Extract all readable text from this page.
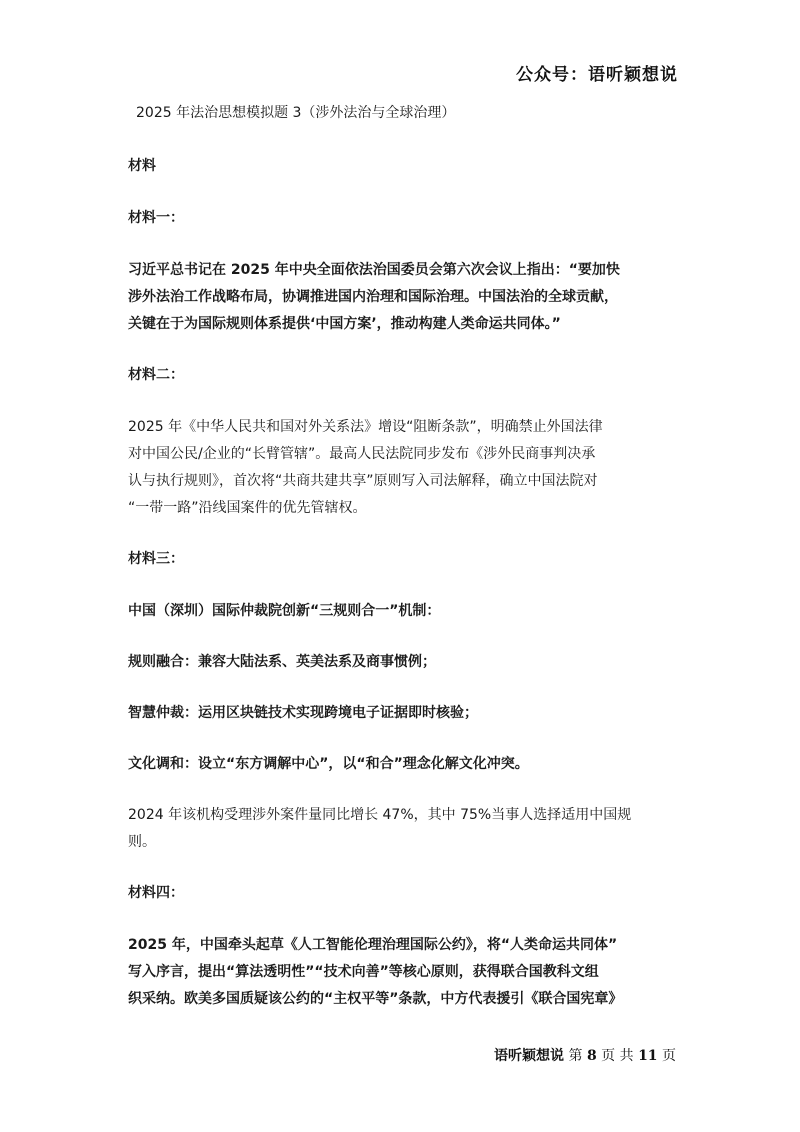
公众号：语听颖想说

2025 年法治思想模拟题 3（涉外法治与全球治理）

材料

材料一：

习近平总书记在 2025 年中央全面依法治国委员会第六次会议上指出：“要加快
涉外法治工作战略布局，协调推进国内治理和国际治理。中国法治的全球贡献，
关键在于为国际规则体系提供‘中国方案’，推动构建人类命运共同体。”

材料二：

2025 年《中华人民共和国对外关系法》增设“阻断条款”，明确禁止外国法律
对中国公民/企业的“长臂管辖”。最高人民法院同步发布《涉外民商事判决承
认与执行规则》，首次将“共商共建共享”原则写入司法解释，确立中国法院对
“一带一路”沿线国案件的优先管辖权。

材料三：

中国（深圳）国际仲裁院创新“三规则合一”机制：

规则融合：兼容大陆法系、英美法系及商事惯例；

智慧仲裁：运用区块链技术实现跨境电子证据即时核验；

文化调和：设立“东方调解中心”，以“和合”理念化解文化冲突。

2024 年该机构受理涉外案件量同比增长 47%，其中 75%当事人选择适用中国规
则。

材料四：

2025 年，中国牵头起草《人工智能伦理治理国际公约》，将“人类命运共同体”
写入序言，提出“算法透明性”“技术向善”等核心原则，获得联合国教科文组
织采纳。欧美多国质疑该公约的“主权平等”条款，中方代表援引《联合国宪章》

语听颖想说 第 8 页 共 11 页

• STATED TASK
The data above should be repeated exactly, minus any pictures.

• OUTPUT FOR THIS EXERCISE
Extract all readable text from this page.
公众号：语听颖想说

2025 年法治思想模拟题 3（涉外法治与全球治理）

材料

材料一：

习近平总书记在 2025 年中央全面依法治国委员会第六次会议上指出：“要加快
涉外法治工作战略布局，协调推进国内治理和国际治理。中国法治的全球贡献，
关键在于为国际规则体系提供‘中国方案’，推动构建人类命运共同体。”

材料二：

2025 年《中华人民共和国对外关系法》增设“阻断条款”，明确禁止外国法律
对中国公民/企业的“长臂管辖”。最高人民法院同步发布《涉外民商事判决承
认与执行规则》，首次将“共商共建共享”原则写入司法解释，确立中国法院对
“一带一路”沿线国案件的优先管辖权。

材料三：

中国（深圳）国际仲裁院创新“三规则合一”机制：

规则融合：兼容大陆法系、英美法系及商事惯例；

智慧仲裁：运用区块链技术实现跨境电子证据即时核验；

文化调和：设立“东方调解中心”，以“和合”理念化解文化冲突。

2024 年该机构受理涉外案件量同比增长 47%，其中 75%当事人选择适用中国规
则。

材料四：

2025 年，中国牵头起草《人工智能伦理治理国际公约》，将“人类命运共同体”
写入序言，提出“算法透明性”“技术向善”等核心原则，获得联合国教科文组
织采纳。欧美多国质疑该公约的“主权平等”条款，中方代表援引《联合国宪章》

语听颖想说 第 8 页 共 11 页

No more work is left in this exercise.